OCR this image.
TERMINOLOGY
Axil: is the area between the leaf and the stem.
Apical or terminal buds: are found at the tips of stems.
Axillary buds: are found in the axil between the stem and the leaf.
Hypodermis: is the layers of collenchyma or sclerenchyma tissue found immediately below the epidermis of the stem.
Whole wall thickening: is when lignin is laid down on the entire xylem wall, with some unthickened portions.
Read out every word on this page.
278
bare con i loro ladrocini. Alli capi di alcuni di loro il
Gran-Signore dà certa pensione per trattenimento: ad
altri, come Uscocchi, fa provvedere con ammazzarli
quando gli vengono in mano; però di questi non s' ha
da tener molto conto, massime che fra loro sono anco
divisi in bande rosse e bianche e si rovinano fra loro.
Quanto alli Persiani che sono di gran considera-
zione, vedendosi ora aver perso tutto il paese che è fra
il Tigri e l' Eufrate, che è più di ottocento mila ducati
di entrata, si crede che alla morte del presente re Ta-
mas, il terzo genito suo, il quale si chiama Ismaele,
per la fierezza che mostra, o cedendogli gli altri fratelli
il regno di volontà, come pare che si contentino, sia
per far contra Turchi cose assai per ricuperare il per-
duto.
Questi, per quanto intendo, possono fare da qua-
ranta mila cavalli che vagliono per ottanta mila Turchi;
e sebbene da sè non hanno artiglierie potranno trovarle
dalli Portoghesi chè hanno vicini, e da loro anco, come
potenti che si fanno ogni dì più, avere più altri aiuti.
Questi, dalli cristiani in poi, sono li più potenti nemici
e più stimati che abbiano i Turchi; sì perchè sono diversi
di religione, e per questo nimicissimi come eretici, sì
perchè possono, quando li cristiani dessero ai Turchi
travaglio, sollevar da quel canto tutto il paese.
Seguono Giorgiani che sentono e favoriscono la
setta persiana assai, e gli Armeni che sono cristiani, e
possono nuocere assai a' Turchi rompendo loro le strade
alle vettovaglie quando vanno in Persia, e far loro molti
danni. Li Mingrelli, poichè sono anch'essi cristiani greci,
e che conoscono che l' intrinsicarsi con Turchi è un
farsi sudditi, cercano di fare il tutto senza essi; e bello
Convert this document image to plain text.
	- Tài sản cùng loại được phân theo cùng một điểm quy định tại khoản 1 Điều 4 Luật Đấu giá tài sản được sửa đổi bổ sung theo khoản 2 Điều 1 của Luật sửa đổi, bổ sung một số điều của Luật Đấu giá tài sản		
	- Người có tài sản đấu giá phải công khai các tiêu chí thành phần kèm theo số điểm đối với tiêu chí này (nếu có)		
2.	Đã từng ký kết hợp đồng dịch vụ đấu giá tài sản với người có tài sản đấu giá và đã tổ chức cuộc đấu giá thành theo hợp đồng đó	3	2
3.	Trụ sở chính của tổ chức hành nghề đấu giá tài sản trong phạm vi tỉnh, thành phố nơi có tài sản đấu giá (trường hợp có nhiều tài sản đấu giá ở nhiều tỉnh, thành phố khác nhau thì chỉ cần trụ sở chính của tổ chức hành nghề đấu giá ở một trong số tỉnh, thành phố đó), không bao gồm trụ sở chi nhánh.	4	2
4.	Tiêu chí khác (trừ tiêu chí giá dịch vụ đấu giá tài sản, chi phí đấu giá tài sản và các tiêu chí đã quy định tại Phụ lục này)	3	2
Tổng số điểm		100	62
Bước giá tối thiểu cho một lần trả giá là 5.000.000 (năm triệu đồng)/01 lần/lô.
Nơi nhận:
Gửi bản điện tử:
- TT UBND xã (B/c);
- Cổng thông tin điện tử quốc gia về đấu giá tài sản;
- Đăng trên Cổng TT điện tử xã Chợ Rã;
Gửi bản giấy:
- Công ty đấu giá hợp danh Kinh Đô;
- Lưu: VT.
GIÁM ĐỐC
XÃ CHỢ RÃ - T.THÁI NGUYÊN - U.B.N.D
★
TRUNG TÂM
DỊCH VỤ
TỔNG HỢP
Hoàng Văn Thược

Exercise goal:
Reply with one number only: how many lines of the listing hold "buds"?

Solution to this task:
2